**GIVEN ENTRIES**
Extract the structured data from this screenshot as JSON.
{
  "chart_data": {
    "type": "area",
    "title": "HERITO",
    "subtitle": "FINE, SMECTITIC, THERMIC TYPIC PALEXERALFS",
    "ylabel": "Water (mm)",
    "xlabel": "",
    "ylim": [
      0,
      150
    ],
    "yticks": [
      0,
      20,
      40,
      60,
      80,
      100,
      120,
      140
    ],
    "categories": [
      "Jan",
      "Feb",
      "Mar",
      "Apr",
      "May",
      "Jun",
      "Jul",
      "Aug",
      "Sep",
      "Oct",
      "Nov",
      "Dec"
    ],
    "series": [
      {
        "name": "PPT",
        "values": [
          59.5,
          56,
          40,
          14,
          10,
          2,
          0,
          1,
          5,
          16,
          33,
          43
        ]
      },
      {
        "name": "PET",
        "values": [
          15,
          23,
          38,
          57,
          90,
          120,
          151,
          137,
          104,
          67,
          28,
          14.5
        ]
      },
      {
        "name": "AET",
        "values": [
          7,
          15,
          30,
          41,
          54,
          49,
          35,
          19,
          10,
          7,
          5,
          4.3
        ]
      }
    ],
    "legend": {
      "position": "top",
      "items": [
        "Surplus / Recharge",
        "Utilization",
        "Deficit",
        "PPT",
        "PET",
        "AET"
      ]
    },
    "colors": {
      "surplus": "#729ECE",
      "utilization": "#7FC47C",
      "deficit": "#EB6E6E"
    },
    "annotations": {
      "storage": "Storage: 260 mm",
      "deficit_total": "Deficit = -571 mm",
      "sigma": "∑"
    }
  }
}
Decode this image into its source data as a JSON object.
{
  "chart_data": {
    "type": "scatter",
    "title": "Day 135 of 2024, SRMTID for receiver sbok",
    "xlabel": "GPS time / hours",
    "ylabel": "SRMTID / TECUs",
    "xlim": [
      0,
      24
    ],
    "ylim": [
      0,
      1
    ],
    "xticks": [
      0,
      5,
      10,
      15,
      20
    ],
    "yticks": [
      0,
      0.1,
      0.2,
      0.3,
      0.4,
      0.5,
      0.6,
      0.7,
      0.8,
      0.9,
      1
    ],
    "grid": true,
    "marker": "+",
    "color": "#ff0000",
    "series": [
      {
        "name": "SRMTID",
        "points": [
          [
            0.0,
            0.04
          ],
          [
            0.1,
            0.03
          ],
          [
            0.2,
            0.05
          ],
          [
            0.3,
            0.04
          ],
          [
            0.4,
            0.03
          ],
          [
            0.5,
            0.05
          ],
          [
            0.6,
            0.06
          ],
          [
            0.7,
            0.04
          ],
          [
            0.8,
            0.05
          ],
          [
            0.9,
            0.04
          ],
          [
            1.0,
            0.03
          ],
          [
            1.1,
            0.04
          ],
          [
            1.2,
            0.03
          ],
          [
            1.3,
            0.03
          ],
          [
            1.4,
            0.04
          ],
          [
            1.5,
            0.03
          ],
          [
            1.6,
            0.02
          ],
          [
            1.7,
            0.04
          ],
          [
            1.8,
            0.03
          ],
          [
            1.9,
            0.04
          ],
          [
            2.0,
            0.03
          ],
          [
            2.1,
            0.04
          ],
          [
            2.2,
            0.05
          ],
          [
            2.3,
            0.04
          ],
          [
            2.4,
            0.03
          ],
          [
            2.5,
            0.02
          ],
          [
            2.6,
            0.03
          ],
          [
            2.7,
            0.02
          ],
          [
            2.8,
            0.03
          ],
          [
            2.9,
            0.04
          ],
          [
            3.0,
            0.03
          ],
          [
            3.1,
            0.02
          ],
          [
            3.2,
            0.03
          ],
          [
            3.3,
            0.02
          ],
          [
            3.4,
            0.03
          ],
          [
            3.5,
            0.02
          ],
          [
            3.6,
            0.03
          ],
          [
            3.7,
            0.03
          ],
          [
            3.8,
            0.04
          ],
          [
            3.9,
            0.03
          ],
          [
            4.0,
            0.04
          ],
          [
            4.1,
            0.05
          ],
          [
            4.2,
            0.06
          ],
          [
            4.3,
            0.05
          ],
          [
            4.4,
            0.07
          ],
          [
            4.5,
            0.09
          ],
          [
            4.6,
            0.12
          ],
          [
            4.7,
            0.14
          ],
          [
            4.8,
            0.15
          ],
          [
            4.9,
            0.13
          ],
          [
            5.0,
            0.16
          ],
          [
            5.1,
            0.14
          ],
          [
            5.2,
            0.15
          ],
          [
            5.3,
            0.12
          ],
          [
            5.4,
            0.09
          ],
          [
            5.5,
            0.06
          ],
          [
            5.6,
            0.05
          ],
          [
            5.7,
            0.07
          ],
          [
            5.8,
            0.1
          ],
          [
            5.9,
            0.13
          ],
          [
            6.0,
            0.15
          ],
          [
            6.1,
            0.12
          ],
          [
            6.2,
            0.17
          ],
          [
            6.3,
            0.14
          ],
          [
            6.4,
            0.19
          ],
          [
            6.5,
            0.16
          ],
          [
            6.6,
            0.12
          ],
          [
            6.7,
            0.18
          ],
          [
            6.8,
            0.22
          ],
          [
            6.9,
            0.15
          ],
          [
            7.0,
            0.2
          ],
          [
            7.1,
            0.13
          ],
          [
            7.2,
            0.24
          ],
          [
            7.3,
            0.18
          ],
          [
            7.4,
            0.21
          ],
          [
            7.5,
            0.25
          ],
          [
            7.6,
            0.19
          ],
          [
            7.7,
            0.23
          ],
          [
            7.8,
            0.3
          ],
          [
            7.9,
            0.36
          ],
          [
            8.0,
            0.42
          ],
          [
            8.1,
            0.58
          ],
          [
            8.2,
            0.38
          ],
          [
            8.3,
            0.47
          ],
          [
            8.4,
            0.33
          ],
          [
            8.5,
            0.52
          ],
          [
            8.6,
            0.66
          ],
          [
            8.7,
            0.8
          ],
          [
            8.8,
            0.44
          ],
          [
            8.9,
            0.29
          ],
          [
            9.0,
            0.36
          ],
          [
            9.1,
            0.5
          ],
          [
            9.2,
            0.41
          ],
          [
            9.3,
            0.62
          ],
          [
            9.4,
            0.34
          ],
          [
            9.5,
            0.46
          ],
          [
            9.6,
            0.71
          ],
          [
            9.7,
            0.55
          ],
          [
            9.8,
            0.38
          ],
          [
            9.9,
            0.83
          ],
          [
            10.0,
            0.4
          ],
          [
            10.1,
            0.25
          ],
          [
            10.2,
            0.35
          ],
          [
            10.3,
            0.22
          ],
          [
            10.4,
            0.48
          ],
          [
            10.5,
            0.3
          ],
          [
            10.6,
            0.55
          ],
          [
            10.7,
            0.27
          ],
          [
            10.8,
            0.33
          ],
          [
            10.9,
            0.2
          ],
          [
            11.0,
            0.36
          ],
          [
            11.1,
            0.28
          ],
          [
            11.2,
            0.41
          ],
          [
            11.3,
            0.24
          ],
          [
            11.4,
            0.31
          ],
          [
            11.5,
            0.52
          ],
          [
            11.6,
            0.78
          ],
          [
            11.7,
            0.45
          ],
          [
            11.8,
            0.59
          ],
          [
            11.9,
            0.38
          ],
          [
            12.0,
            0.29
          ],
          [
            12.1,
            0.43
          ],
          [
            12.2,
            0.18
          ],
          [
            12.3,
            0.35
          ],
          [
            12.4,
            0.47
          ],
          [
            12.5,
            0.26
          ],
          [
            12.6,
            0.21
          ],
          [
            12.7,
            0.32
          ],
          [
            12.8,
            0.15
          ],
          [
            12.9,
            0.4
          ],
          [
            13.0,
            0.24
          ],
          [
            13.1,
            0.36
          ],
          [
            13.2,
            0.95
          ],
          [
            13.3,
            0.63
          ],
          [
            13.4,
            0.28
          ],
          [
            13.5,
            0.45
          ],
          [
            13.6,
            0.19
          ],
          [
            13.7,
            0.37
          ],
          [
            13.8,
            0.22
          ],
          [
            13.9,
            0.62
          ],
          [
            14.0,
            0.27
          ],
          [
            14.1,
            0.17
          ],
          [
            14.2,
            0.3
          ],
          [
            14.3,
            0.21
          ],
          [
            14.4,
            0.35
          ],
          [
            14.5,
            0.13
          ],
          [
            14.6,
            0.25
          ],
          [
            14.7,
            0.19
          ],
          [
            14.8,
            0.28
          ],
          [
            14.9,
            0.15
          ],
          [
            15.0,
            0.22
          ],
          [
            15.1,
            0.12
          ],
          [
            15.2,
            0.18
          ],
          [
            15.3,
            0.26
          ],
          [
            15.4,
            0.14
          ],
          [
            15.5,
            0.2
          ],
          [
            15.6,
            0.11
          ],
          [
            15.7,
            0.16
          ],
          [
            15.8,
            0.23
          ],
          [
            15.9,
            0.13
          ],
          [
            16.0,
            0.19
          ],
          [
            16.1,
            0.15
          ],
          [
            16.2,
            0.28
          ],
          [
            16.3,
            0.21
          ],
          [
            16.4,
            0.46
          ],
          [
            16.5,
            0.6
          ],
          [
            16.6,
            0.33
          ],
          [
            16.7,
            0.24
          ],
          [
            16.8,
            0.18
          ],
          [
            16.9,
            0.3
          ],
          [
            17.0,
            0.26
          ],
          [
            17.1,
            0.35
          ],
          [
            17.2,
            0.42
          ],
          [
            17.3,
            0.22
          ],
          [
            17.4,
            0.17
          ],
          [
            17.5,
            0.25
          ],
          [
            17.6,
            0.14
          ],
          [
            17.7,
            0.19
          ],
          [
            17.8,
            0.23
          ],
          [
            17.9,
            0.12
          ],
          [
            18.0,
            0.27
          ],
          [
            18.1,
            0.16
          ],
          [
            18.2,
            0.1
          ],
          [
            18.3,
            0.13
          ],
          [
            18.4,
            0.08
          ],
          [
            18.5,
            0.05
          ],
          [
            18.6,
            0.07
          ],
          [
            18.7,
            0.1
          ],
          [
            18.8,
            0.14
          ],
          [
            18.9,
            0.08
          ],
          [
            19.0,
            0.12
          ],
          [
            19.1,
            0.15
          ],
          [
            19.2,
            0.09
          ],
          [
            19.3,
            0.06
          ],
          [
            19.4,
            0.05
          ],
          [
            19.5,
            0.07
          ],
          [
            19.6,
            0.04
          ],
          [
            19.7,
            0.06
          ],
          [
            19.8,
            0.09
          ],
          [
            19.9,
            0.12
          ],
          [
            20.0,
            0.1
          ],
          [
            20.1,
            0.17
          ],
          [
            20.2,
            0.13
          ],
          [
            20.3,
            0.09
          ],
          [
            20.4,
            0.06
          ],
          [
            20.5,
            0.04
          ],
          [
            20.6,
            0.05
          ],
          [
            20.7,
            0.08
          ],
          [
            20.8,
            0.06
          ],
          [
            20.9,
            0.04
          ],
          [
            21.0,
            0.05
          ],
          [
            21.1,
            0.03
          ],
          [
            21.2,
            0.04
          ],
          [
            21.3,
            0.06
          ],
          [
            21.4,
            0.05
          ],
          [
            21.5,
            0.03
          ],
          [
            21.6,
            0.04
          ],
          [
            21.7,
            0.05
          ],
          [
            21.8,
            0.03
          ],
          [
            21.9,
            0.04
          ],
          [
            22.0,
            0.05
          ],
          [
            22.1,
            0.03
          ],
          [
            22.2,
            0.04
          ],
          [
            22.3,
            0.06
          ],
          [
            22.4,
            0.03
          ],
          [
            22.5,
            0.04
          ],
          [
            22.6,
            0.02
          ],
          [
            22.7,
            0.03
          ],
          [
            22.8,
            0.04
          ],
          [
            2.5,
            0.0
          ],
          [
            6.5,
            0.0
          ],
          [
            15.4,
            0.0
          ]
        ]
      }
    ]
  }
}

**WRITTEN PROBLEM**
Filter the entries down to the lines containing "this". Copy each of those lines.

**THE REPLY**
Extract the structured data from this screenshot as JSON.
Decode this image into its source data as a JSON object.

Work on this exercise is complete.